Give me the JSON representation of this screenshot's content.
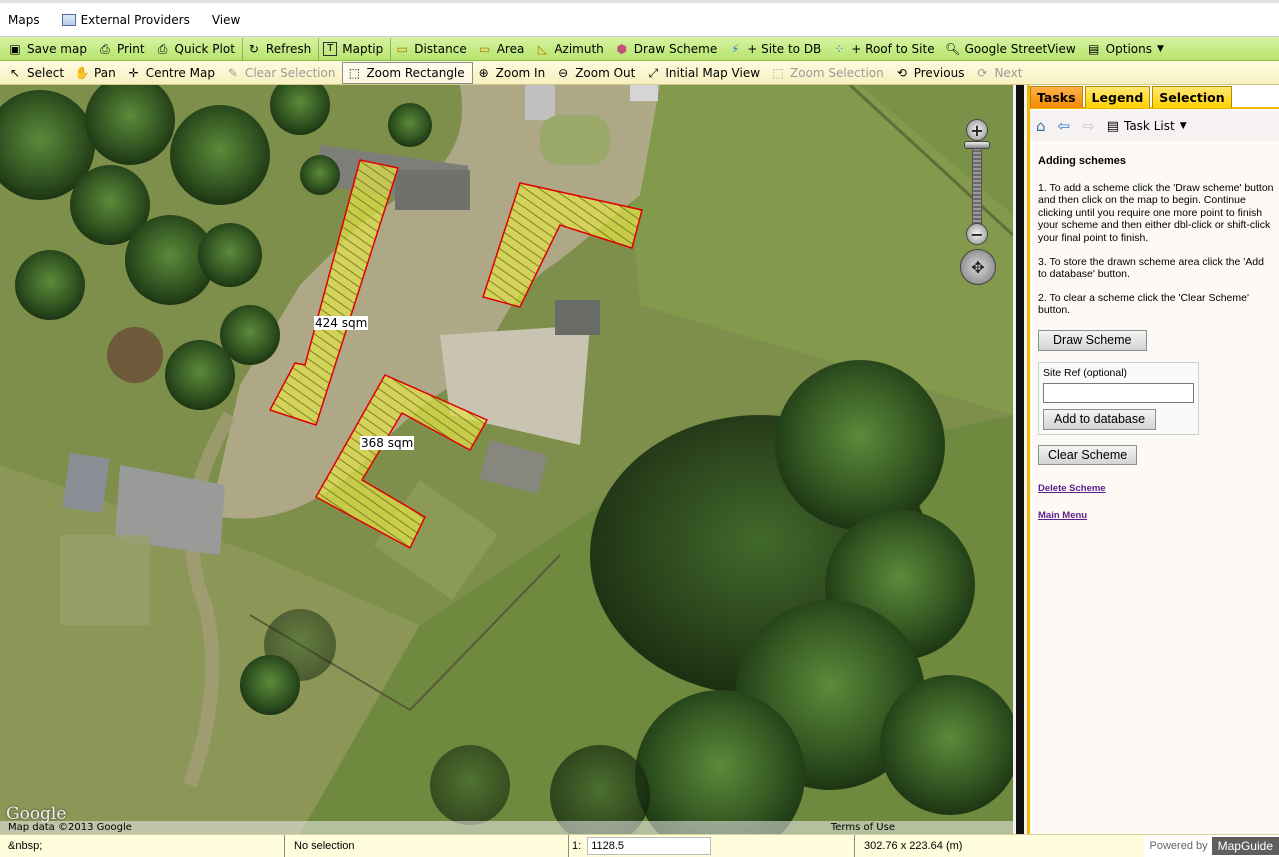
{
  "menubar": {
    "items": [
      {
        "label": "Maps"
      },
      {
        "label": "External Providers"
      },
      {
        "label": "View"
      }
    ]
  },
  "toolbar1": {
    "save_map": "Save map",
    "print": "Print",
    "quick_plot": "Quick Plot",
    "refresh": "Refresh",
    "maptip": "Maptip",
    "distance": "Distance",
    "area": "Area",
    "azimuth": "Azimuth",
    "draw_scheme": "Draw Scheme",
    "site_to_db": "+ Site to DB",
    "roof_to_site": "+ Roof to Site",
    "streetview": "Google StreetView",
    "options": "Options"
  },
  "toolbar2": {
    "select": "Select",
    "pan": "Pan",
    "centre_map": "Centre Map",
    "clear_selection": "Clear Selection",
    "zoom_rectangle": "Zoom Rectangle",
    "zoom_in": "Zoom In",
    "zoom_out": "Zoom Out",
    "initial_map_view": "Initial Map View",
    "zoom_selection": "Zoom Selection",
    "previous": "Previous",
    "next": "Next"
  },
  "map": {
    "area_labels": [
      "424 sqm",
      "368 sqm"
    ],
    "attribution": "Map data ©2013 Google",
    "terms": "Terms of Use",
    "logo_text": "Google",
    "colors": {
      "scheme_fill": "#e6e64a",
      "scheme_stroke": "#e00000"
    }
  },
  "panel": {
    "tabs": [
      "Tasks",
      "Legend",
      "Selection"
    ],
    "task_list_label": "Task List",
    "heading": "Adding schemes",
    "instructions": [
      "1. To add a scheme click the 'Draw scheme' button and then click on the map to begin. Continue clicking until you require one more point to finish your scheme and then either dbl-click or shift-click your final point to finish.",
      "3. To store the drawn scheme area click the 'Add to database' button.",
      "2. To clear a scheme click the 'Clear Scheme' button."
    ],
    "draw_scheme_button": "Draw Scheme",
    "site_ref_label": "Site Ref (optional)",
    "site_ref_value": "",
    "add_to_db_button": "Add to database",
    "clear_scheme_button": "Clear Scheme",
    "delete_scheme_link": "Delete Scheme",
    "main_menu_link": "Main Menu",
    "accent_color": "#f0b800"
  },
  "statusbar": {
    "coords": "&nbsp;",
    "selection": "No selection",
    "scale_prefix": "1:",
    "scale_value": "1128.5",
    "extent": "302.76 x 223.64 (m)",
    "powered_by": "Powered by",
    "brand": "MapGuide"
  }
}
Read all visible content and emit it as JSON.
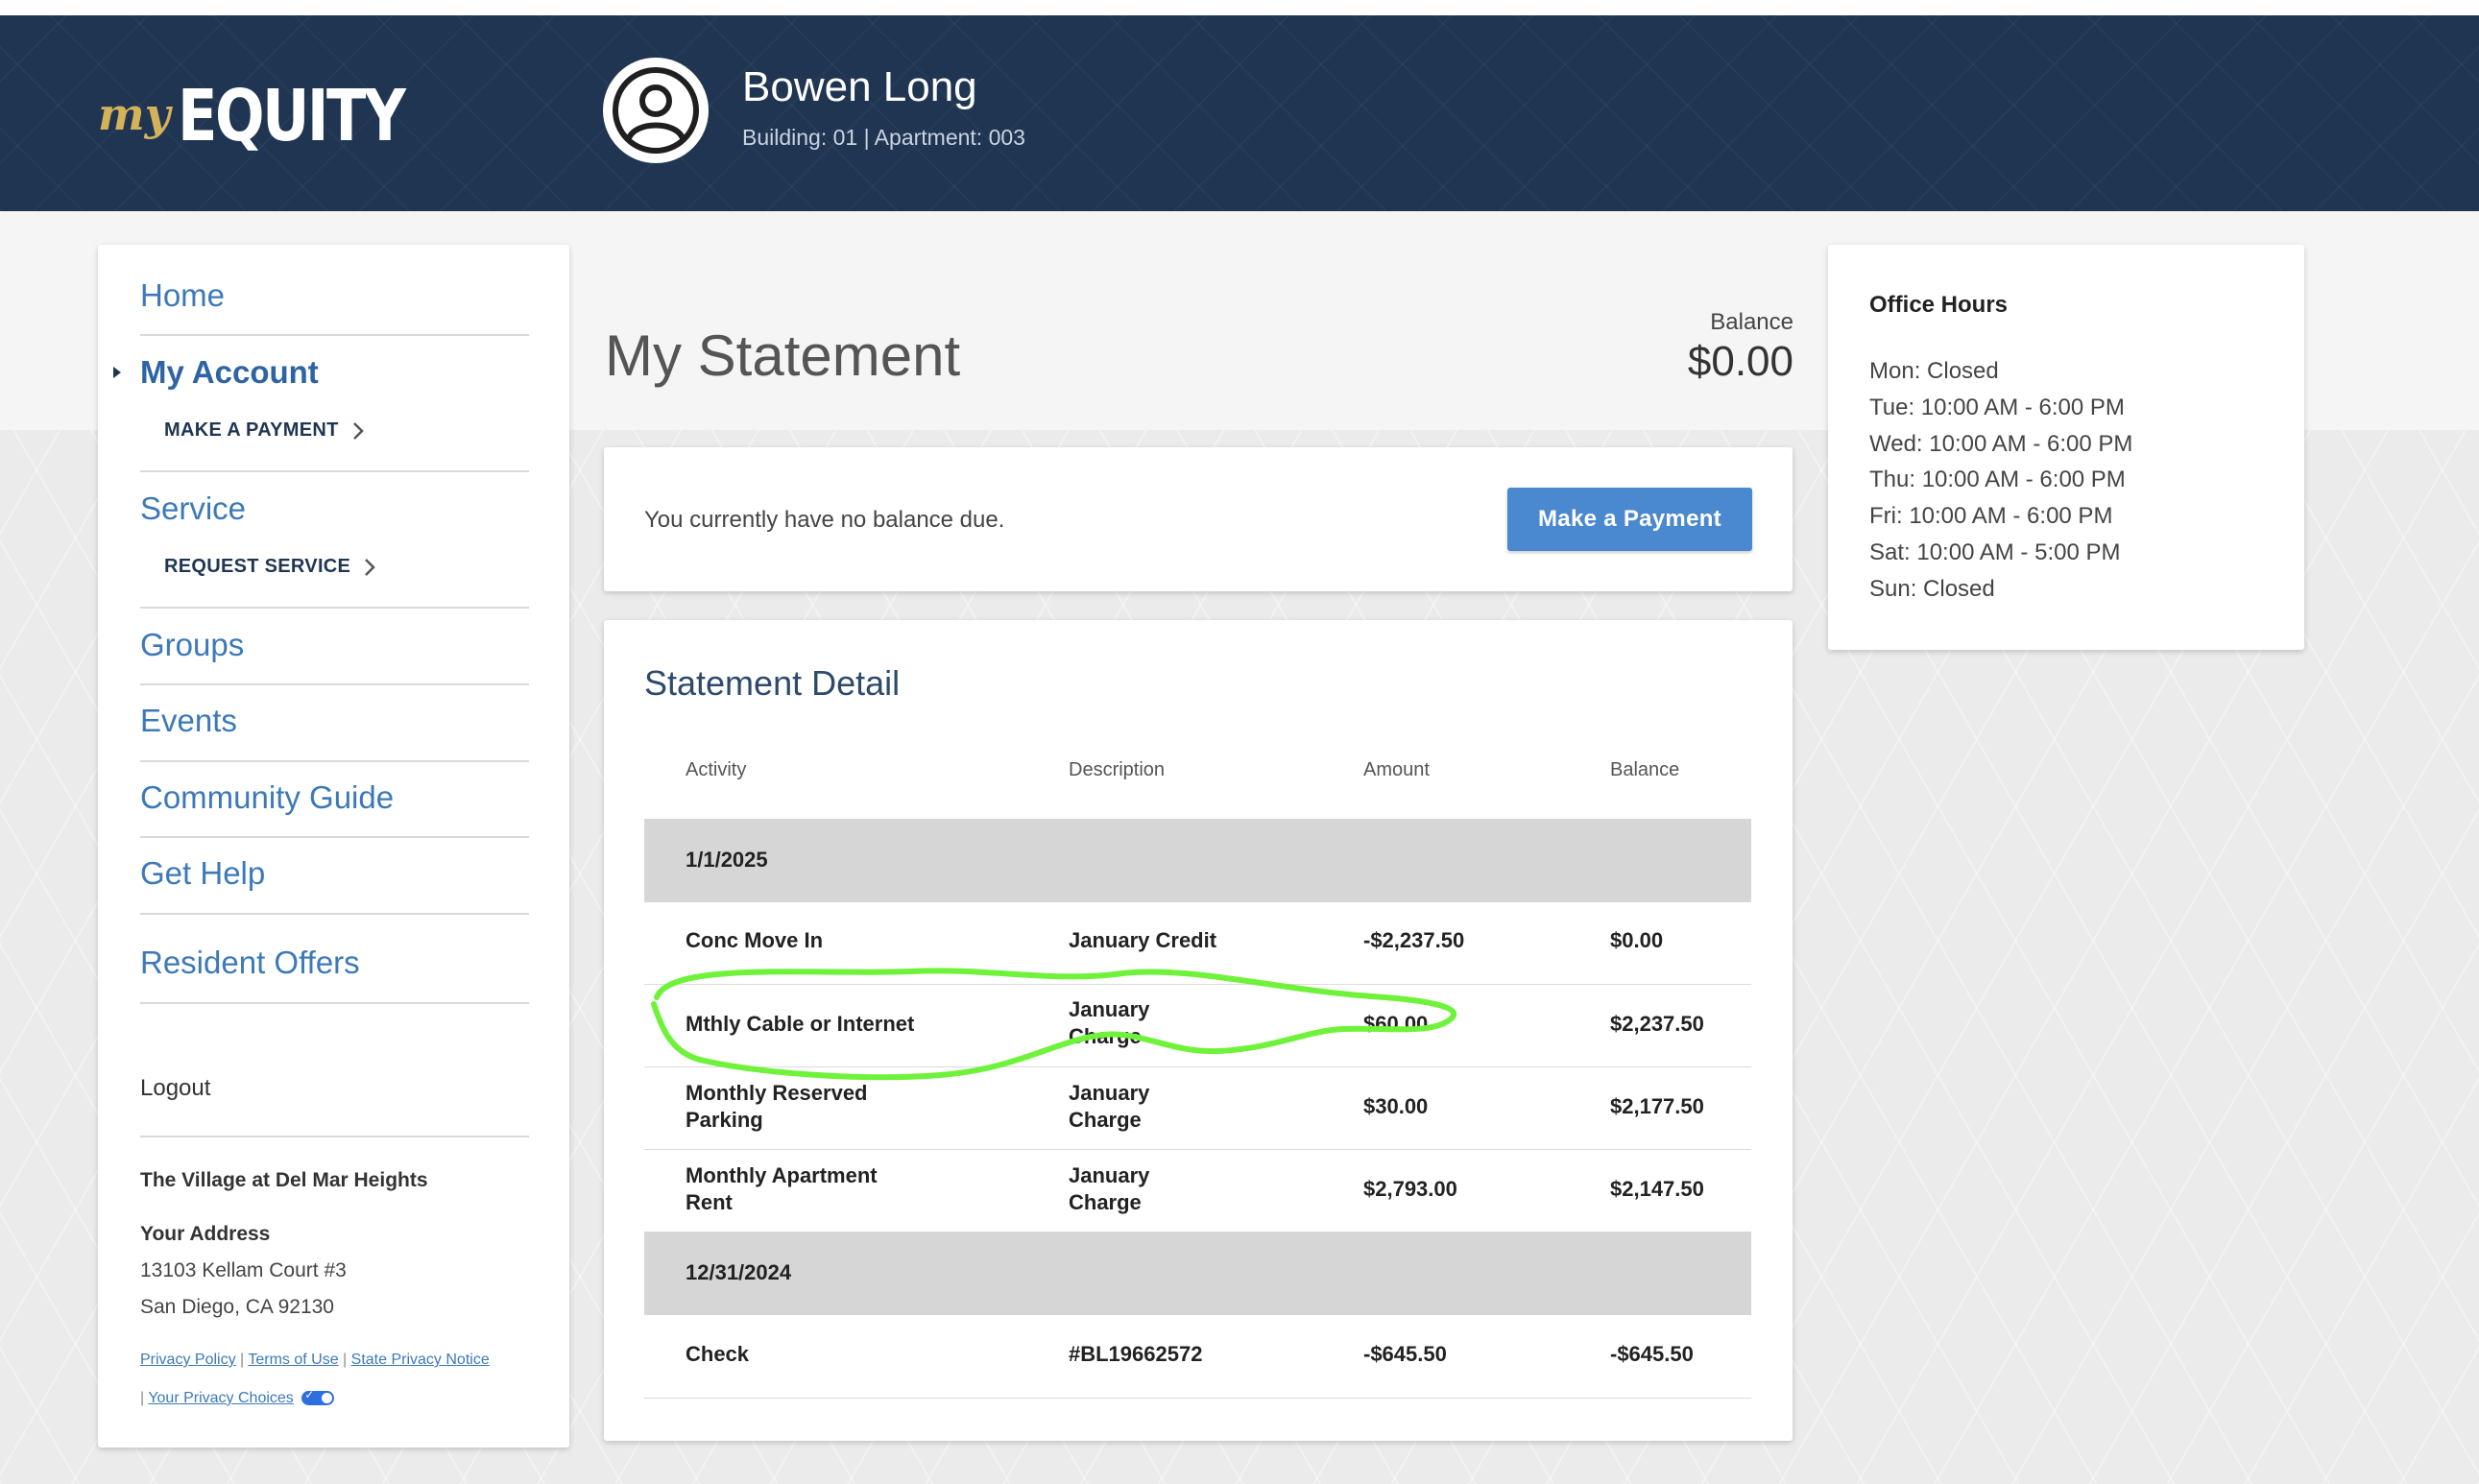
{
  "header": {
    "logo_my": "my",
    "logo_equity": "EQUITY",
    "user_name": "Bowen Long",
    "user_meta": "Building: 01 | Apartment: 003"
  },
  "sidebar": {
    "items": [
      {
        "label": "Home"
      },
      {
        "label": "My Account",
        "sub": "MAKE A PAYMENT"
      },
      {
        "label": "Service",
        "sub": "REQUEST SERVICE"
      },
      {
        "label": "Groups"
      },
      {
        "label": "Events"
      },
      {
        "label": "Community Guide"
      },
      {
        "label": "Get Help"
      },
      {
        "label": "Resident Offers"
      }
    ],
    "logout": "Logout",
    "property_name": "The Village at Del Mar Heights",
    "address_label": "Your Address",
    "address_line1": "13103 Kellam Court #3",
    "address_line2": "San Diego, CA 92130",
    "links": {
      "privacy_policy": "Privacy Policy",
      "terms": "Terms of Use",
      "state_privacy": "State Privacy Notice",
      "privacy_choices": "Your Privacy Choices"
    }
  },
  "main": {
    "title": "My Statement",
    "balance_label": "Balance",
    "balance_value": "$0.00",
    "notice": "You currently have no balance due.",
    "pay_button": "Make a Payment",
    "detail_title": "Statement Detail",
    "columns": [
      "Activity",
      "Description",
      "Amount",
      "Balance"
    ],
    "groups": [
      {
        "date": "1/1/2025",
        "rows": [
          {
            "activity": "Conc Move In",
            "description": "January Credit",
            "amount": "-$2,237.50",
            "balance": "$0.00"
          },
          {
            "activity": "Mthly Cable or Internet",
            "description": "January Charge",
            "amount": "$60.00",
            "balance": "$2,237.50"
          },
          {
            "activity": "Monthly Reserved Parking",
            "description": "January Charge",
            "amount": "$30.00",
            "balance": "$2,177.50"
          },
          {
            "activity": "Monthly Apartment Rent",
            "description": "January Charge",
            "amount": "$2,793.00",
            "balance": "$2,147.50"
          }
        ]
      },
      {
        "date": "12/31/2024",
        "rows": [
          {
            "activity": "Check",
            "description": "#BL19662572",
            "amount": "-$645.50",
            "balance": "-$645.50"
          }
        ]
      }
    ]
  },
  "office_hours": {
    "title": "Office Hours",
    "lines": [
      "Mon: Closed",
      "Tue: 10:00 AM - 6:00 PM",
      "Wed: 10:00 AM - 6:00 PM",
      "Thu: 10:00 AM - 6:00 PM",
      "Fri: 10:00 AM - 6:00 PM",
      "Sat: 10:00 AM - 5:00 PM",
      "Sun: Closed"
    ]
  },
  "colors": {
    "header_bg": "#1f3552",
    "accent": "#4a88cf",
    "link": "#3d79b8",
    "gold": "#d4b25a",
    "highlight_marker": "#6ff23a"
  }
}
□ □ □ □ □
(Exercise objective):
Each line of the data is to be duplicated exactly; pictures stay out of the copy.

(Response for this exercise):
Give me the JSON representation of this screenshot's content.
{
  "menubar": {
    "items": [
      {
        "label": "Maps"
      },
      {
        "label": "External Providers"
      },
      {
        "label": "View"
      }
    ]
  },
  "toolbar1": {
    "save_map": "Save map",
    "print": "Print",
    "quick_plot": "Quick Plot",
    "refresh": "Refresh",
    "maptip": "Maptip",
    "distance": "Distance",
    "area": "Area",
    "azimuth": "Azimuth",
    "draw_scheme": "Draw Scheme",
    "site_to_db": "+ Site to DB",
    "roof_to_site": "+ Roof to Site",
    "streetview": "Google StreetView",
    "options": "Options"
  },
  "toolbar2": {
    "select": "Select",
    "pan": "Pan",
    "centre_map": "Centre Map",
    "clear_selection": "Clear Selection",
    "zoom_rectangle": "Zoom Rectangle",
    "zoom_in": "Zoom In",
    "zoom_out": "Zoom Out",
    "initial_map_view": "Initial Map View",
    "zoom_selection": "Zoom Selection",
    "previous": "Previous",
    "next": "Next"
  },
  "map": {
    "area_labels": [
      "424 sqm",
      "368 sqm"
    ],
    "attribution": "Map data ©2013 Google",
    "terms": "Terms of Use",
    "logo_text": "Google",
    "colors": {
      "scheme_fill": "#e6e64a",
      "scheme_stroke": "#e00000"
    }
  },
  "panel": {
    "tabs": [
      "Tasks",
      "Legend",
      "Selection"
    ],
    "task_list_label": "Task List",
    "heading": "Adding schemes",
    "instructions": [
      "1. To add a scheme click the 'Draw scheme' button and then click on the map to begin. Continue clicking until you require one more point to finish your scheme and then either dbl-click or shift-click your final point to finish.",
      "3. To store the drawn scheme area click the 'Add to database' button.",
      "2. To clear a scheme click the 'Clear Scheme' button."
    ],
    "draw_scheme_button": "Draw Scheme",
    "site_ref_label": "Site Ref (optional)",
    "site_ref_value": "",
    "add_to_db_button": "Add to database",
    "clear_scheme_button": "Clear Scheme",
    "delete_scheme_link": "Delete Scheme",
    "main_menu_link": "Main Menu",
    "accent_color": "#f0b800"
  },
  "statusbar": {
    "coords": "&nbsp;",
    "selection": "No selection",
    "scale_prefix": "1:",
    "scale_value": "1128.5",
    "extent": "302.76 x 223.64 (m)",
    "powered_by": "Powered by",
    "brand": "MapGuide"
  }
}
Read all visible content and emit it as JSON.
{
  "header": {
    "logo_my": "my",
    "logo_equity": "EQUITY",
    "user_name": "Bowen Long",
    "user_meta": "Building: 01 | Apartment: 003"
  },
  "sidebar": {
    "items": [
      {
        "label": "Home"
      },
      {
        "label": "My Account",
        "sub": "MAKE A PAYMENT"
      },
      {
        "label": "Service",
        "sub": "REQUEST SERVICE"
      },
      {
        "label": "Groups"
      },
      {
        "label": "Events"
      },
      {
        "label": "Community Guide"
      },
      {
        "label": "Get Help"
      },
      {
        "label": "Resident Offers"
      }
    ],
    "logout": "Logout",
    "property_name": "The Village at Del Mar Heights",
    "address_label": "Your Address",
    "address_line1": "13103 Kellam Court #3",
    "address_line2": "San Diego, CA 92130",
    "links": {
      "privacy_policy": "Privacy Policy",
      "terms": "Terms of Use",
      "state_privacy": "State Privacy Notice",
      "privacy_choices": "Your Privacy Choices"
    }
  },
  "main": {
    "title": "My Statement",
    "balance_label": "Balance",
    "balance_value": "$0.00",
    "notice": "You currently have no balance due.",
    "pay_button": "Make a Payment",
    "detail_title": "Statement Detail",
    "columns": [
      "Activity",
      "Description",
      "Amount",
      "Balance"
    ],
    "groups": [
      {
        "date": "1/1/2025",
        "rows": [
          {
            "activity": "Conc Move In",
            "description": "January Credit",
            "amount": "-$2,237.50",
            "balance": "$0.00"
          },
          {
            "activity": "Mthly Cable or Internet",
            "description": "January Charge",
            "amount": "$60.00",
            "balance": "$2,237.50"
          },
          {
            "activity": "Monthly Reserved Parking",
            "description": "January Charge",
            "amount": "$30.00",
            "balance": "$2,177.50"
          },
          {
            "activity": "Monthly Apartment Rent",
            "description": "January Charge",
            "amount": "$2,793.00",
            "balance": "$2,147.50"
          }
        ]
      },
      {
        "date": "12/31/2024",
        "rows": [
          {
            "activity": "Check",
            "description": "#BL19662572",
            "amount": "-$645.50",
            "balance": "-$645.50"
          }
        ]
      }
    ]
  },
  "office_hours": {
    "title": "Office Hours",
    "lines": [
      "Mon: Closed",
      "Tue: 10:00 AM - 6:00 PM",
      "Wed: 10:00 AM - 6:00 PM",
      "Thu: 10:00 AM - 6:00 PM",
      "Fri: 10:00 AM - 6:00 PM",
      "Sat: 10:00 AM - 5:00 PM",
      "Sun: Closed"
    ]
  },
  "colors": {
    "header_bg": "#1f3552",
    "accent": "#4a88cf",
    "link": "#3d79b8",
    "gold": "#d4b25a",
    "highlight_marker": "#6ff23a"
  }
}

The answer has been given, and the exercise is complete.